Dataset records
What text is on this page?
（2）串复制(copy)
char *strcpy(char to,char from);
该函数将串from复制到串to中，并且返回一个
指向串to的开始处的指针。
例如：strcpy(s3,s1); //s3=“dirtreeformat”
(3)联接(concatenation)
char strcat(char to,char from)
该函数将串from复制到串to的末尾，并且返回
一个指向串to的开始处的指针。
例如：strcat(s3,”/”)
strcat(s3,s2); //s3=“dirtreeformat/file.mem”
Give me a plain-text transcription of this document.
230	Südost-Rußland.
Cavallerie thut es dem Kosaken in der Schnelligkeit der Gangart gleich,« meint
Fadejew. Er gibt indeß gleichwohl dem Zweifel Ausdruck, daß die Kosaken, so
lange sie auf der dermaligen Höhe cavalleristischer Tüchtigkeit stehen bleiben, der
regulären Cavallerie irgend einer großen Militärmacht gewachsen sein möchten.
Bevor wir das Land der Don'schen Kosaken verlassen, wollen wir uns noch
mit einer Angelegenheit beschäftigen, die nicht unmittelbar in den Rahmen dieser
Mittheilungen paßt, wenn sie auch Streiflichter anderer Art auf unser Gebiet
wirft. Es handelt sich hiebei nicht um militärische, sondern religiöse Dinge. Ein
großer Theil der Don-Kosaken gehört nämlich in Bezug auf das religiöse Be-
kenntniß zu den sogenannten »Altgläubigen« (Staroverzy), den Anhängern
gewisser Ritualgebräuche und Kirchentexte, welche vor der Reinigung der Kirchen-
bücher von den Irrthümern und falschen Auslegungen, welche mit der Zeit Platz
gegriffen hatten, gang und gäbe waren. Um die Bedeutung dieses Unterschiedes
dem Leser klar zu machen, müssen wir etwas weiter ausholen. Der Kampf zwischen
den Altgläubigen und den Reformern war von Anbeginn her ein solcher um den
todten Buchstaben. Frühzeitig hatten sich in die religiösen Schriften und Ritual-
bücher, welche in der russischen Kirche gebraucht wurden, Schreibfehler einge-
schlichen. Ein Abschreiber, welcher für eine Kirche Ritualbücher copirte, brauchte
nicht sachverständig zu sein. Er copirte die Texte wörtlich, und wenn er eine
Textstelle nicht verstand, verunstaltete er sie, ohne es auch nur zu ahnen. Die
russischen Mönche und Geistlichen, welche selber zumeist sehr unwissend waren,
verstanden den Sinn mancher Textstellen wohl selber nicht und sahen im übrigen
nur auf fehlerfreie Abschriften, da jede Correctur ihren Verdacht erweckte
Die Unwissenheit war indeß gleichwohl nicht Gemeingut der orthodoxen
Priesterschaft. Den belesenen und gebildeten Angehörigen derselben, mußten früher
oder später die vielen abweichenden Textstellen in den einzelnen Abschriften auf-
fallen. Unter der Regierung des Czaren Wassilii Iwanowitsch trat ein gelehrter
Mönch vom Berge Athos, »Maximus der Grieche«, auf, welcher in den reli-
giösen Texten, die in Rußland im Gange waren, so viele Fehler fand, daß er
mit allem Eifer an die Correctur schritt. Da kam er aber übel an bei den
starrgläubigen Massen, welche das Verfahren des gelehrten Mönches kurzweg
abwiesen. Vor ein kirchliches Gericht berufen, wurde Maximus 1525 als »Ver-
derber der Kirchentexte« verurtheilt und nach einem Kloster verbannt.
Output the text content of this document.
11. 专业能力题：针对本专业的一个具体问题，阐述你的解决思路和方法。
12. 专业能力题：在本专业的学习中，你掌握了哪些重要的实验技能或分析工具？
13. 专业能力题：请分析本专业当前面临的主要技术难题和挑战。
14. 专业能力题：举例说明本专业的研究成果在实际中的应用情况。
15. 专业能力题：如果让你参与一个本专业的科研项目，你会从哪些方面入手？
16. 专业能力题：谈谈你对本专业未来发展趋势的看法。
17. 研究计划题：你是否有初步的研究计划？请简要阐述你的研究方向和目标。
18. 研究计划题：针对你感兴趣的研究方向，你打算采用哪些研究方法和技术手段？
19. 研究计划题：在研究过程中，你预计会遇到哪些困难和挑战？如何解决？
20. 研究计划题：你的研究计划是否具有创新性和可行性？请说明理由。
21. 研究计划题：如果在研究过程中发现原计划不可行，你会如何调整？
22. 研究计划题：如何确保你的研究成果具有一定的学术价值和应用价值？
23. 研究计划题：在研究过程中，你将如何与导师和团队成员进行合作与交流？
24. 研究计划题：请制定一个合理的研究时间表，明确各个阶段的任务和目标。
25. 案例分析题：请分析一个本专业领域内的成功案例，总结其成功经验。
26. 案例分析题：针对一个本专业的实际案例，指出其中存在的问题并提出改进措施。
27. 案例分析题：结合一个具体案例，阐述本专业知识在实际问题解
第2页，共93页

▶ WHAT IS EXPECTED:
Say how many lines above hold the word "indeß", giving only the count.

▶ RESPONSE TO THIS EXERCISE:
2